**Given instruction**
Put every line of the listing below into a JSON list of strings, one string per line, skipping blank lines. Leave the pictures out.

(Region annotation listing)
◆ ◆ ◆ ◆ ◆

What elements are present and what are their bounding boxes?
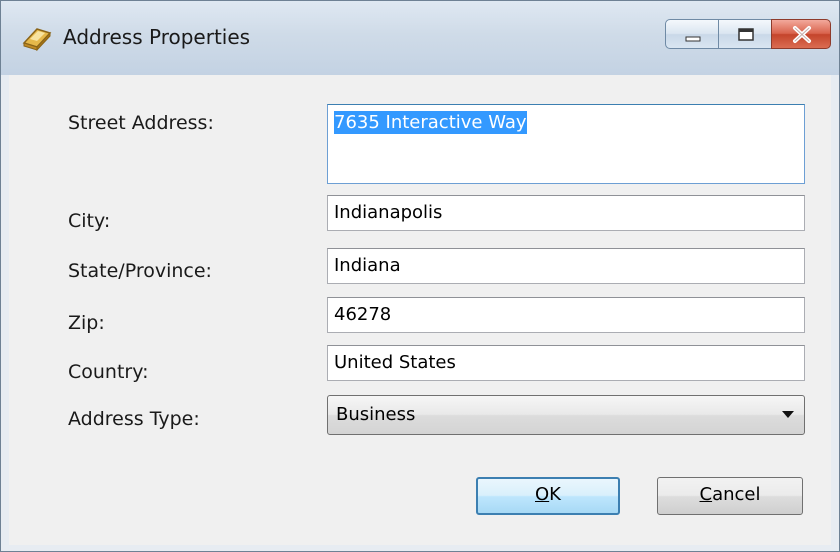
city-field[interactable]: Indianapolis: [327, 195, 805, 231]
close-icon: [793, 26, 811, 43]
street-address-field[interactable]: 7635 Interactive Way: [327, 104, 805, 184]
state-province-label: State/Province:: [68, 260, 212, 282]
minimize-icon: [685, 36, 701, 42]
country-field[interactable]: United States: [327, 345, 805, 381]
close-button[interactable]: [771, 19, 831, 49]
ok-accelerator: O: [535, 484, 550, 505]
address-type-value: Business: [336, 404, 416, 425]
minimize-button[interactable]: [665, 19, 719, 49]
title-bar[interactable]: Address Properties: [1, 1, 839, 75]
caption-buttons: [665, 19, 831, 49]
maximize-icon: [738, 28, 754, 41]
cancel-button[interactable]: Cancel: [657, 477, 803, 515]
cancel-accelerator: C: [699, 484, 713, 505]
cancel-label-rest: ancel: [712, 484, 761, 505]
state-province-field[interactable]: Indiana: [327, 248, 805, 284]
zip-field[interactable]: 46278: [327, 297, 805, 333]
address-book-icon: [21, 23, 53, 52]
ok-button[interactable]: OK: [476, 477, 620, 515]
ok-label-rest: K: [549, 484, 561, 505]
city-label: City:: [68, 210, 111, 232]
street-address-label: Street Address:: [68, 112, 214, 134]
zip-label: Zip:: [68, 312, 105, 334]
maximize-button[interactable]: [718, 19, 772, 49]
country-label: Country:: [68, 361, 149, 383]
address-type-dropdown[interactable]: Business: [327, 395, 805, 435]
chevron-down-icon: [782, 411, 794, 418]
address-type-label: Address Type:: [68, 408, 200, 430]
address-properties-window: Address Properties Street Address: 7635 …: [0, 0, 840, 552]
street-address-value: 7635 Interactive Way: [334, 111, 527, 134]
window-title: Address Properties: [63, 25, 251, 49]
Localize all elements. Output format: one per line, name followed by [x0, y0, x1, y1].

◆ ◆ ◆ ◆ ◆

**Expected output**
[
  "What elements are present and what are their bounding boxes?",
  "city-field[interactable]: Indianapolis: [327, 195, 805, 231]",
  "close-icon: [793, 26, 811, 43]",
  "street-address-field[interactable]: 7635 Interactive Way: [327, 104, 805, 184]",
  "state-province-label: State/Province:: [68, 260, 212, 282]",
  "minimize-icon: [685, 36, 701, 42]",
  "country-field[interactable]: United States: [327, 345, 805, 381]",
  "close-button[interactable]: [771, 19, 831, 49]",
  "ok-accelerator: O: [535, 484, 550, 505]",
  "address-type-value: Business: [336, 404, 416, 425]",
  "minimize-button[interactable]: [665, 19, 719, 49]",
  "title-bar[interactable]: Address Properties: [1, 1, 839, 75]",
  "caption-buttons: [665, 19, 831, 49]",
  "maximize-icon: [738, 28, 754, 41]",
  "cancel-button[interactable]: Cancel: [657, 477, 803, 515]",
  "cancel-accelerator: C: [699, 484, 713, 505]",
  "cancel-label-rest: ancel: [712, 484, 761, 505]",
  "state-province-field[interactable]: Indiana: [327, 248, 805, 284]",
  "zip-field[interactable]: 46278: [327, 297, 805, 333]",
  "address-book-icon: [21, 23, 53, 52]",
  "ok-button[interactable]: OK: [476, 477, 620, 515]",
  "ok-label-rest: K: [549, 484, 561, 505]",
  "city-label: City:: [68, 210, 111, 232]",
  "street-address-label: Street Address:: [68, 112, 214, 134]",
  "zip-label: Zip:: [68, 312, 105, 334]",
  "maximize-button[interactable]: [718, 19, 772, 49]",
  "country-label: Country:: [68, 361, 149, 383]",
  "address-type-dropdown[interactable]: Business: [327, 395, 805, 435]",
  "chevron-down-icon: [782, 411, 794, 418]",
  "address-type-label: Address Type:: [68, 408, 200, 430]",
  "address-properties-window: Address Properties Street Address: 7635 …: [0, 0, 840, 552]",
  "street-address-value: 7635 Interactive Way: [334, 111, 527, 134]",
  "window-title: Address Properties: [63, 25, 251, 49]",
  "Localize all elements. Output format: one per line, name followed by [x0, y0, x1, y1]."
]